• [Exercise requirements] Render the entries below as a Markdown table with the columns "Index" and "Text", one numbered row per line and blank lines omitted. Begin at the line that contains "hl-en-dna: en el DNA (256, 379, 300, 390)" and stop after the line that contains "esqueleto-label (465, 239, 509, 257)".

##########

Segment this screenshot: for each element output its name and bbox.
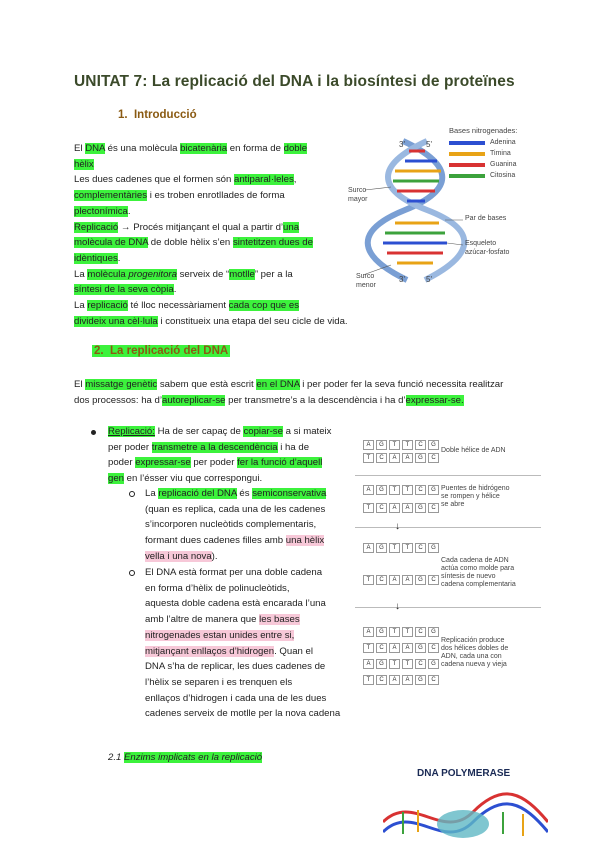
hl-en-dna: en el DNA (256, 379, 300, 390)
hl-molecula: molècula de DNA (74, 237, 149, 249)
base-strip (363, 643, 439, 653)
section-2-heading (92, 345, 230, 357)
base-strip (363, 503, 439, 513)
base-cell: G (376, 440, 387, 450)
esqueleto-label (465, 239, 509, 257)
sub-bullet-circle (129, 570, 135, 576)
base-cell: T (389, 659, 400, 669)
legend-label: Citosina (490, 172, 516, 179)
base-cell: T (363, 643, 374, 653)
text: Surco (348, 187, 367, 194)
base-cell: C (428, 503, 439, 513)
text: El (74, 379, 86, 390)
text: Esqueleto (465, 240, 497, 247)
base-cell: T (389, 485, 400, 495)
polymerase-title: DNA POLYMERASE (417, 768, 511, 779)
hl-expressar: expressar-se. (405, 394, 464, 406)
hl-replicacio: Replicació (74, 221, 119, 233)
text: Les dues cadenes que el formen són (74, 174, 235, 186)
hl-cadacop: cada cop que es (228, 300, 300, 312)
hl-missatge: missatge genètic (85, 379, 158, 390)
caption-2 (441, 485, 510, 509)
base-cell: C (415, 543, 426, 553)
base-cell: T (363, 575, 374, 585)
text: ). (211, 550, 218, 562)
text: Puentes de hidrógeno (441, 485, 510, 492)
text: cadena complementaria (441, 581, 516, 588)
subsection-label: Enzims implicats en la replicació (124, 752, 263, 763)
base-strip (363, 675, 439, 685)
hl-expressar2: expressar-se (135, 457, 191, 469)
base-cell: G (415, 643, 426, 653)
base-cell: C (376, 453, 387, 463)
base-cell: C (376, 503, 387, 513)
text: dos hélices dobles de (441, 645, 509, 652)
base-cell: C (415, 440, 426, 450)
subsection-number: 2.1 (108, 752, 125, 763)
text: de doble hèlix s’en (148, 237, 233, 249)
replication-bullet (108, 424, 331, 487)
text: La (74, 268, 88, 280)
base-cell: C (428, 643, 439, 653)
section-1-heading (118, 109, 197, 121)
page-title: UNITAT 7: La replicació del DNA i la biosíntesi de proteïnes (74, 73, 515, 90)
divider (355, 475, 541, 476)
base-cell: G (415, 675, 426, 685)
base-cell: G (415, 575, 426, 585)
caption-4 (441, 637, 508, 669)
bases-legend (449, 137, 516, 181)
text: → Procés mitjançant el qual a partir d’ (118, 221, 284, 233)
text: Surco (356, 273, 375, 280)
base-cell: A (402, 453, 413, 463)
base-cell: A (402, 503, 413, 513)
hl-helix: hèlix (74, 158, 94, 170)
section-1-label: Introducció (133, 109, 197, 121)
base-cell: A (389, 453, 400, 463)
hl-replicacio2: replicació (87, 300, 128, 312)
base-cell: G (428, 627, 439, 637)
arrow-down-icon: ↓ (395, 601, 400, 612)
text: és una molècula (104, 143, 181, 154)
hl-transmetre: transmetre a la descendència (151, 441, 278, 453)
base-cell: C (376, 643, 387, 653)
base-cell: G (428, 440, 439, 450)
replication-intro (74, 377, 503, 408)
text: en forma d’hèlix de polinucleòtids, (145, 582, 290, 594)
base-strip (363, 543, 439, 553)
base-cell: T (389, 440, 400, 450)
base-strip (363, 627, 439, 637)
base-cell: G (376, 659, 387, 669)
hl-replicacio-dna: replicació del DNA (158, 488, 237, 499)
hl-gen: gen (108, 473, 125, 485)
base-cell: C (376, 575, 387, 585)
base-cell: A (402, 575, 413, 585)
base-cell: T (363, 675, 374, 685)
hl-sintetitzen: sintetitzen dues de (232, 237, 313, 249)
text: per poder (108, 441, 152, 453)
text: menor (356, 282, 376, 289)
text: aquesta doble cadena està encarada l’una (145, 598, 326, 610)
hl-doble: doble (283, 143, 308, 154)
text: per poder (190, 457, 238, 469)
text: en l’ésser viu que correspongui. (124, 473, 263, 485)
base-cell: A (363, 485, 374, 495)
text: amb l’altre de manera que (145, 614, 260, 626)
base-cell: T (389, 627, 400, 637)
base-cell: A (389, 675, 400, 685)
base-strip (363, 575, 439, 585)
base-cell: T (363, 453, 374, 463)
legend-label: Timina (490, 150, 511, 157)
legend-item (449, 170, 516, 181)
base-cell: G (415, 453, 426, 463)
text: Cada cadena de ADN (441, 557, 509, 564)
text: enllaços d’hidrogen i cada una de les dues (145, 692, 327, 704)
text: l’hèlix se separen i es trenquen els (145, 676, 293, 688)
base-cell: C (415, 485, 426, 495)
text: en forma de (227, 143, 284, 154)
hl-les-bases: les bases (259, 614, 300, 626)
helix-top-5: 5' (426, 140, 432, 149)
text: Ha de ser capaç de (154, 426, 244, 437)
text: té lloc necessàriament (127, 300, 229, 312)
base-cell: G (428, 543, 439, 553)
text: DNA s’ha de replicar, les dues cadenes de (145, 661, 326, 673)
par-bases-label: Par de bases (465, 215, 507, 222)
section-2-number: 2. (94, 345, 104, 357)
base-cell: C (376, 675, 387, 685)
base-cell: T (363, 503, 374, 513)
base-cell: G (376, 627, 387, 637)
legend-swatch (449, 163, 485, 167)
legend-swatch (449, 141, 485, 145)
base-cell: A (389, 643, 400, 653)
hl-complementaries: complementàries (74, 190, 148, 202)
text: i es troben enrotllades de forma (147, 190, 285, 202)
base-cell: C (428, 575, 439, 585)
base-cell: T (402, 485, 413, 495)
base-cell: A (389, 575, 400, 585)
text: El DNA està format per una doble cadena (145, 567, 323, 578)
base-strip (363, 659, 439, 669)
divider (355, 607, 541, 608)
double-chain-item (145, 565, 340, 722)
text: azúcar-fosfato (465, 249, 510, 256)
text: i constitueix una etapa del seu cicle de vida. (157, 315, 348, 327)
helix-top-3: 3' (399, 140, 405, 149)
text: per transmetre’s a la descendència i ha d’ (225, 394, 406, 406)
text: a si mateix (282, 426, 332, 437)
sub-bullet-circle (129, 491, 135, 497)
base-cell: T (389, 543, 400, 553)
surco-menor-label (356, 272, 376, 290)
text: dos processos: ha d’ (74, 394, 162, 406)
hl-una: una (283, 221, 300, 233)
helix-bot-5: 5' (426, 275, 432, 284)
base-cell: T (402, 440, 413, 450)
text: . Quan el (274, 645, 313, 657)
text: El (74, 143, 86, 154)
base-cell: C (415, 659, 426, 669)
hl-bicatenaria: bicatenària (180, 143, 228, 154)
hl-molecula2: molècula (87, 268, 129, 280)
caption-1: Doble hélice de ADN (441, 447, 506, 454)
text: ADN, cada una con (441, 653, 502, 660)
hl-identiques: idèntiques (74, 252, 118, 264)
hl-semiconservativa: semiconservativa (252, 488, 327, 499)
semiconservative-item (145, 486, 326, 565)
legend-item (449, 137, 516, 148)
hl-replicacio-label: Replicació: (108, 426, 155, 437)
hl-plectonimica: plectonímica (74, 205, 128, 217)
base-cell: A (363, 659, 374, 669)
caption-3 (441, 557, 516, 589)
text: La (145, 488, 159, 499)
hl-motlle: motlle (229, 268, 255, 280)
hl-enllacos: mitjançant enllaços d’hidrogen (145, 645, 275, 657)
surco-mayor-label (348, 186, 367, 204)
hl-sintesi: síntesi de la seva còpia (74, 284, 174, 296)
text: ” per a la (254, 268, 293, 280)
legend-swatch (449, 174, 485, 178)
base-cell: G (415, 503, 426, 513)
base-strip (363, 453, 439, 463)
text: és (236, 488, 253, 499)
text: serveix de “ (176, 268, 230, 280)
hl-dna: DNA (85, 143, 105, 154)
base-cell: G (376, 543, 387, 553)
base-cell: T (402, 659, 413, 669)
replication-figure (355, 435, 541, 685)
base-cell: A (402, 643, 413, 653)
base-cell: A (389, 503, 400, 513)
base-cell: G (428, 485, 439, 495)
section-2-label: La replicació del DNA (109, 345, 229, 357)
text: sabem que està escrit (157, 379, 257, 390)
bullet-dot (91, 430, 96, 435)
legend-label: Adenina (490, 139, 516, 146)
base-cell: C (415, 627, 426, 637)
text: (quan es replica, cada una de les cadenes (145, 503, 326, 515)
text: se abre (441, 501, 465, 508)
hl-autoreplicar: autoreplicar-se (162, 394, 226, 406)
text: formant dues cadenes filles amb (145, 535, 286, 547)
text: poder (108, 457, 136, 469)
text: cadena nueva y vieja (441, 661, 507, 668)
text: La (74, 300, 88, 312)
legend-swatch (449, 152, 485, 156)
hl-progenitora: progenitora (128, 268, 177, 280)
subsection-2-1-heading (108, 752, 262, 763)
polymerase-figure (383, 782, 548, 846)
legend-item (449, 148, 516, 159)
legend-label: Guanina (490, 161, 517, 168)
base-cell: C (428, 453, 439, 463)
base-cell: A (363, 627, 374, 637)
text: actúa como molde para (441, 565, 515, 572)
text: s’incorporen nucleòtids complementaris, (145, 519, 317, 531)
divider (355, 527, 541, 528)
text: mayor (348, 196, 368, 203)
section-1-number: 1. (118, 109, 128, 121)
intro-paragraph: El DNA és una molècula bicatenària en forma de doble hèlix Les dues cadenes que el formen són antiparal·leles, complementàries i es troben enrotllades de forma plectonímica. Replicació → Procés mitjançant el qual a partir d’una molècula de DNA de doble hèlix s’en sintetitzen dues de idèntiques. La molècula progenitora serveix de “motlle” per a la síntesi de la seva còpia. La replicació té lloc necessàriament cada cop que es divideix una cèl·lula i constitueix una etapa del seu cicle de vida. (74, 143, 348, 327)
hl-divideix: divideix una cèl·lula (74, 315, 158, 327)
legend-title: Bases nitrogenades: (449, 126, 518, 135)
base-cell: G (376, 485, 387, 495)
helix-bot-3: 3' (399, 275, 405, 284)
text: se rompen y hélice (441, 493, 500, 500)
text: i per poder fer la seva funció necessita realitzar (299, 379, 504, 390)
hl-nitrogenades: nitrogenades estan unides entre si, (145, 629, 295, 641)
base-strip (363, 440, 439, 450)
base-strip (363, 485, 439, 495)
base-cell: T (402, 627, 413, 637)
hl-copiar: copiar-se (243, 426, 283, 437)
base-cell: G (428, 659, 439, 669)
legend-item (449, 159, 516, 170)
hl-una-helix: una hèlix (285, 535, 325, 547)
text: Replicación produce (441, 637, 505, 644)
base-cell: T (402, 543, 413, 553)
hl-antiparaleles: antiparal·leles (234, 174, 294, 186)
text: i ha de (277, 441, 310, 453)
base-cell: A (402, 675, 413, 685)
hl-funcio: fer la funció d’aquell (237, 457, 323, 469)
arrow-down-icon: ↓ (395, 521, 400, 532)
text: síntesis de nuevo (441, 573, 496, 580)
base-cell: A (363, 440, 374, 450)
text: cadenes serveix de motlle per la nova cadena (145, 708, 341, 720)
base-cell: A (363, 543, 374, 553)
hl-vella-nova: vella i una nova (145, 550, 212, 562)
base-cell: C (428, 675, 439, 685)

##########

• [Answer to the task]
| Index | Text |
|---|---|
| 1 | hl-en-dna: en el DNA (256, 379, 300, 390) |
| 2 | hl-molecula: molècula de DNA (74, 237, 149, 249) |
| 3 | base-strip (363, 643, 439, 653) |
| 4 | section-2-heading (92, 345, 230, 357) |
| 5 | base-strip (363, 503, 439, 513) |
| 6 | base-cell: G (376, 440, 387, 450) |
| 7 | esqueleto-label (465, 239, 509, 257) |